→ JOB
Reproduce all the material exactly, minus any pictures it holds.

→ DATASET ROWS
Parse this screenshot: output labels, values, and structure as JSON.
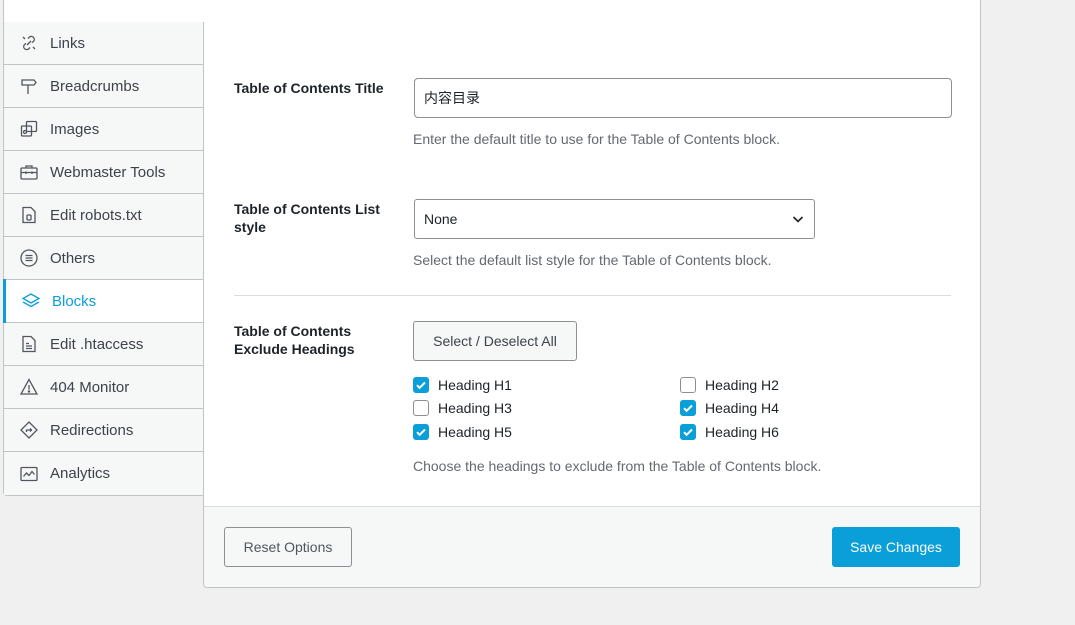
{
  "sidebar": {
    "items": [
      {
        "label": "Links",
        "icon": "link-icon"
      },
      {
        "label": "Breadcrumbs",
        "icon": "signpost-icon"
      },
      {
        "label": "Images",
        "icon": "images-icon"
      },
      {
        "label": "Webmaster Tools",
        "icon": "toolbox-icon"
      },
      {
        "label": "Edit robots.txt",
        "icon": "file-icon"
      },
      {
        "label": "Others",
        "icon": "list-circle-icon"
      },
      {
        "label": "Blocks",
        "icon": "blocks-icon",
        "active": true
      },
      {
        "label": "Edit .htaccess",
        "icon": "file-text-icon"
      },
      {
        "label": "404 Monitor",
        "icon": "warning-icon"
      },
      {
        "label": "Redirections",
        "icon": "redirect-icon"
      },
      {
        "label": "Analytics",
        "icon": "chart-icon"
      }
    ]
  },
  "toc_title": {
    "label": "Table of Contents Title",
    "value": "内容目录",
    "description": "Enter the default title to use for the Table of Contents block."
  },
  "toc_list_style": {
    "label": "Table of Contents List style",
    "selected": "None",
    "description": "Select the default list style for the Table of Contents block."
  },
  "toc_exclude": {
    "label": "Table of Contents Exclude Headings",
    "select_all_label": "Select / Deselect All",
    "headings": [
      {
        "label": "Heading H1",
        "checked": true
      },
      {
        "label": "Heading H2",
        "checked": false
      },
      {
        "label": "Heading H3",
        "checked": false
      },
      {
        "label": "Heading H4",
        "checked": true
      },
      {
        "label": "Heading H5",
        "checked": true
      },
      {
        "label": "Heading H6",
        "checked": true
      }
    ],
    "description": "Choose the headings to exclude from the Table of Contents block."
  },
  "footer": {
    "reset_label": "Reset Options",
    "save_label": "Save Changes"
  },
  "colors": {
    "accent": "#0a9fd8",
    "border": "#c3c4c7",
    "muted_text": "#646970"
  }
}
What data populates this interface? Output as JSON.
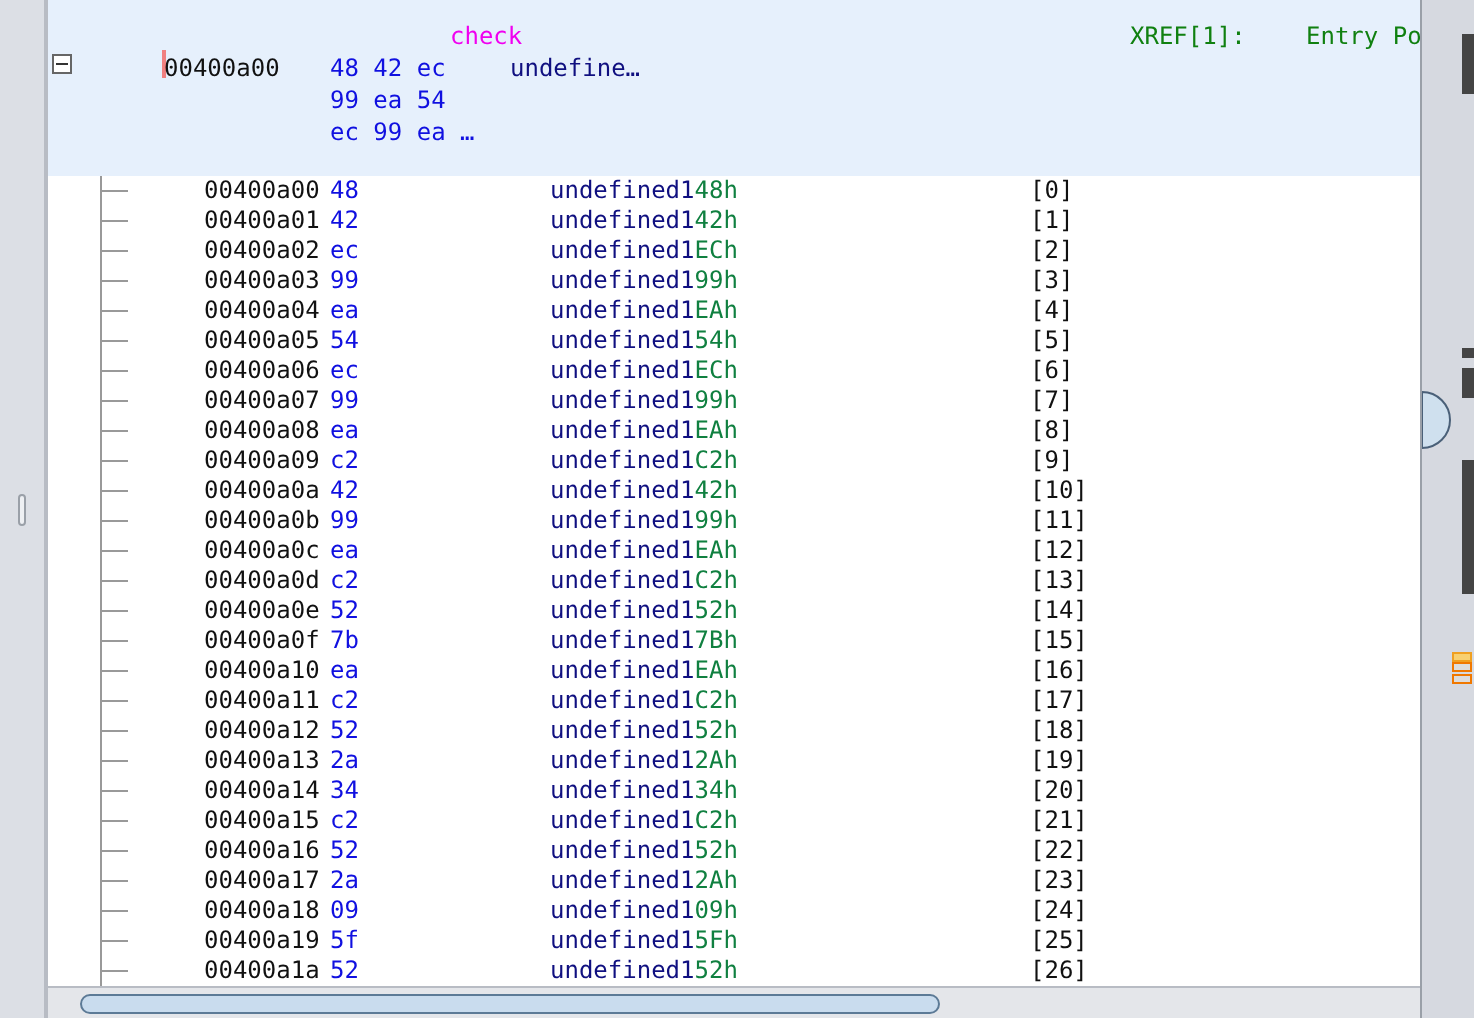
{
  "header": {
    "label": "check",
    "xref": "XREF[1]:",
    "xref_target": "Entry Po",
    "collapsed": false,
    "address": "00400a00",
    "byte_lines": [
      "48 42 ec",
      "99 ea 54",
      "ec 99 ea …"
    ],
    "type": "undefine…"
  },
  "rows": [
    {
      "address": "00400a00",
      "byte": "48",
      "type": "undefined1",
      "value": "48h",
      "index": "[0]"
    },
    {
      "address": "00400a01",
      "byte": "42",
      "type": "undefined1",
      "value": "42h",
      "index": "[1]"
    },
    {
      "address": "00400a02",
      "byte": "ec",
      "type": "undefined1",
      "value": "ECh",
      "index": "[2]"
    },
    {
      "address": "00400a03",
      "byte": "99",
      "type": "undefined1",
      "value": "99h",
      "index": "[3]"
    },
    {
      "address": "00400a04",
      "byte": "ea",
      "type": "undefined1",
      "value": "EAh",
      "index": "[4]"
    },
    {
      "address": "00400a05",
      "byte": "54",
      "type": "undefined1",
      "value": "54h",
      "index": "[5]"
    },
    {
      "address": "00400a06",
      "byte": "ec",
      "type": "undefined1",
      "value": "ECh",
      "index": "[6]"
    },
    {
      "address": "00400a07",
      "byte": "99",
      "type": "undefined1",
      "value": "99h",
      "index": "[7]"
    },
    {
      "address": "00400a08",
      "byte": "ea",
      "type": "undefined1",
      "value": "EAh",
      "index": "[8]"
    },
    {
      "address": "00400a09",
      "byte": "c2",
      "type": "undefined1",
      "value": "C2h",
      "index": "[9]"
    },
    {
      "address": "00400a0a",
      "byte": "42",
      "type": "undefined1",
      "value": "42h",
      "index": "[10]"
    },
    {
      "address": "00400a0b",
      "byte": "99",
      "type": "undefined1",
      "value": "99h",
      "index": "[11]"
    },
    {
      "address": "00400a0c",
      "byte": "ea",
      "type": "undefined1",
      "value": "EAh",
      "index": "[12]"
    },
    {
      "address": "00400a0d",
      "byte": "c2",
      "type": "undefined1",
      "value": "C2h",
      "index": "[13]"
    },
    {
      "address": "00400a0e",
      "byte": "52",
      "type": "undefined1",
      "value": "52h",
      "index": "[14]"
    },
    {
      "address": "00400a0f",
      "byte": "7b",
      "type": "undefined1",
      "value": "7Bh",
      "index": "[15]"
    },
    {
      "address": "00400a10",
      "byte": "ea",
      "type": "undefined1",
      "value": "EAh",
      "index": "[16]"
    },
    {
      "address": "00400a11",
      "byte": "c2",
      "type": "undefined1",
      "value": "C2h",
      "index": "[17]"
    },
    {
      "address": "00400a12",
      "byte": "52",
      "type": "undefined1",
      "value": "52h",
      "index": "[18]"
    },
    {
      "address": "00400a13",
      "byte": "2a",
      "type": "undefined1",
      "value": "2Ah",
      "index": "[19]"
    },
    {
      "address": "00400a14",
      "byte": "34",
      "type": "undefined1",
      "value": "34h",
      "index": "[20]"
    },
    {
      "address": "00400a15",
      "byte": "c2",
      "type": "undefined1",
      "value": "C2h",
      "index": "[21]"
    },
    {
      "address": "00400a16",
      "byte": "52",
      "type": "undefined1",
      "value": "52h",
      "index": "[22]"
    },
    {
      "address": "00400a17",
      "byte": "2a",
      "type": "undefined1",
      "value": "2Ah",
      "index": "[23]"
    },
    {
      "address": "00400a18",
      "byte": "09",
      "type": "undefined1",
      "value": "09h",
      "index": "[24]"
    },
    {
      "address": "00400a19",
      "byte": "5f",
      "type": "undefined1",
      "value": "5Fh",
      "index": "[25]"
    },
    {
      "address": "00400a1a",
      "byte": "52",
      "type": "undefined1",
      "value": "52h",
      "index": "[26]"
    }
  ]
}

→ THE ANSWER
Parse this screenshot: output labels, values, and structure as JSON.
{
  "sidebar": {
    "items": [
      {
        "label": "Links",
        "icon": "link-icon"
      },
      {
        "label": "Breadcrumbs",
        "icon": "signpost-icon"
      },
      {
        "label": "Images",
        "icon": "images-icon"
      },
      {
        "label": "Webmaster Tools",
        "icon": "toolbox-icon"
      },
      {
        "label": "Edit robots.txt",
        "icon": "file-icon"
      },
      {
        "label": "Others",
        "icon": "list-circle-icon"
      },
      {
        "label": "Blocks",
        "icon": "blocks-icon",
        "active": true
      },
      {
        "label": "Edit .htaccess",
        "icon": "file-text-icon"
      },
      {
        "label": "404 Monitor",
        "icon": "warning-icon"
      },
      {
        "label": "Redirections",
        "icon": "redirect-icon"
      },
      {
        "label": "Analytics",
        "icon": "chart-icon"
      }
    ]
  },
  "toc_title": {
    "label": "Table of Contents Title",
    "value": "内容目录",
    "description": "Enter the default title to use for the Table of Contents block."
  },
  "toc_list_style": {
    "label": "Table of Contents List style",
    "selected": "None",
    "description": "Select the default list style for the Table of Contents block."
  },
  "toc_exclude": {
    "label": "Table of Contents Exclude Headings",
    "select_all_label": "Select / Deselect All",
    "headings": [
      {
        "label": "Heading H1",
        "checked": true
      },
      {
        "label": "Heading H2",
        "checked": false
      },
      {
        "label": "Heading H3",
        "checked": false
      },
      {
        "label": "Heading H4",
        "checked": true
      },
      {
        "label": "Heading H5",
        "checked": true
      },
      {
        "label": "Heading H6",
        "checked": true
      }
    ],
    "description": "Choose the headings to exclude from the Table of Contents block."
  },
  "footer": {
    "reset_label": "Reset Options",
    "save_label": "Save Changes"
  },
  "colors": {
    "accent": "#0a9fd8",
    "border": "#c3c4c7",
    "muted_text": "#646970"
  }
}
What data populates this interface? Output as JSON.
{
  "header": {
    "label": "check",
    "xref": "XREF[1]:",
    "xref_target": "Entry Po",
    "collapsed": false,
    "address": "00400a00",
    "byte_lines": [
      "48 42 ec",
      "99 ea 54",
      "ec 99 ea …"
    ],
    "type": "undefine…"
  },
  "rows": [
    {
      "address": "00400a00",
      "byte": "48",
      "type": "undefined1",
      "value": "48h",
      "index": "[0]"
    },
    {
      "address": "00400a01",
      "byte": "42",
      "type": "undefined1",
      "value": "42h",
      "index": "[1]"
    },
    {
      "address": "00400a02",
      "byte": "ec",
      "type": "undefined1",
      "value": "ECh",
      "index": "[2]"
    },
    {
      "address": "00400a03",
      "byte": "99",
      "type": "undefined1",
      "value": "99h",
      "index": "[3]"
    },
    {
      "address": "00400a04",
      "byte": "ea",
      "type": "undefined1",
      "value": "EAh",
      "index": "[4]"
    },
    {
      "address": "00400a05",
      "byte": "54",
      "type": "undefined1",
      "value": "54h",
      "index": "[5]"
    },
    {
      "address": "00400a06",
      "byte": "ec",
      "type": "undefined1",
      "value": "ECh",
      "index": "[6]"
    },
    {
      "address": "00400a07",
      "byte": "99",
      "type": "undefined1",
      "value": "99h",
      "index": "[7]"
    },
    {
      "address": "00400a08",
      "byte": "ea",
      "type": "undefined1",
      "value": "EAh",
      "index": "[8]"
    },
    {
      "address": "00400a09",
      "byte": "c2",
      "type": "undefined1",
      "value": "C2h",
      "index": "[9]"
    },
    {
      "address": "00400a0a",
      "byte": "42",
      "type": "undefined1",
      "value": "42h",
      "index": "[10]"
    },
    {
      "address": "00400a0b",
      "byte": "99",
      "type": "undefined1",
      "value": "99h",
      "index": "[11]"
    },
    {
      "address": "00400a0c",
      "byte": "ea",
      "type": "undefined1",
      "value": "EAh",
      "index": "[12]"
    },
    {
      "address": "00400a0d",
      "byte": "c2",
      "type": "undefined1",
      "value": "C2h",
      "index": "[13]"
    },
    {
      "address": "00400a0e",
      "byte": "52",
      "type": "undefined1",
      "value": "52h",
      "index": "[14]"
    },
    {
      "address": "00400a0f",
      "byte": "7b",
      "type": "undefined1",
      "value": "7Bh",
      "index": "[15]"
    },
    {
      "address": "00400a10",
      "byte": "ea",
      "type": "undefined1",
      "value": "EAh",
      "index": "[16]"
    },
    {
      "address": "00400a11",
      "byte": "c2",
      "type": "undefined1",
      "value": "C2h",
      "index": "[17]"
    },
    {
      "address": "00400a12",
      "byte": "52",
      "type": "undefined1",
      "value": "52h",
      "index": "[18]"
    },
    {
      "address": "00400a13",
      "byte": "2a",
      "type": "undefined1",
      "value": "2Ah",
      "index": "[19]"
    },
    {
      "address": "00400a14",
      "byte": "34",
      "type": "undefined1",
      "value": "34h",
      "index": "[20]"
    },
    {
      "address": "00400a15",
      "byte": "c2",
      "type": "undefined1",
      "value": "C2h",
      "index": "[21]"
    },
    {
      "address": "00400a16",
      "byte": "52",
      "type": "undefined1",
      "value": "52h",
      "index": "[22]"
    },
    {
      "address": "00400a17",
      "byte": "2a",
      "type": "undefined1",
      "value": "2Ah",
      "index": "[23]"
    },
    {
      "address": "00400a18",
      "byte": "09",
      "type": "undefined1",
      "value": "09h",
      "index": "[24]"
    },
    {
      "address": "00400a19",
      "byte": "5f",
      "type": "undefined1",
      "value": "5Fh",
      "index": "[25]"
    },
    {
      "address": "00400a1a",
      "byte": "52",
      "type": "undefined1",
      "value": "52h",
      "index": "[26]"
    }
  ]
}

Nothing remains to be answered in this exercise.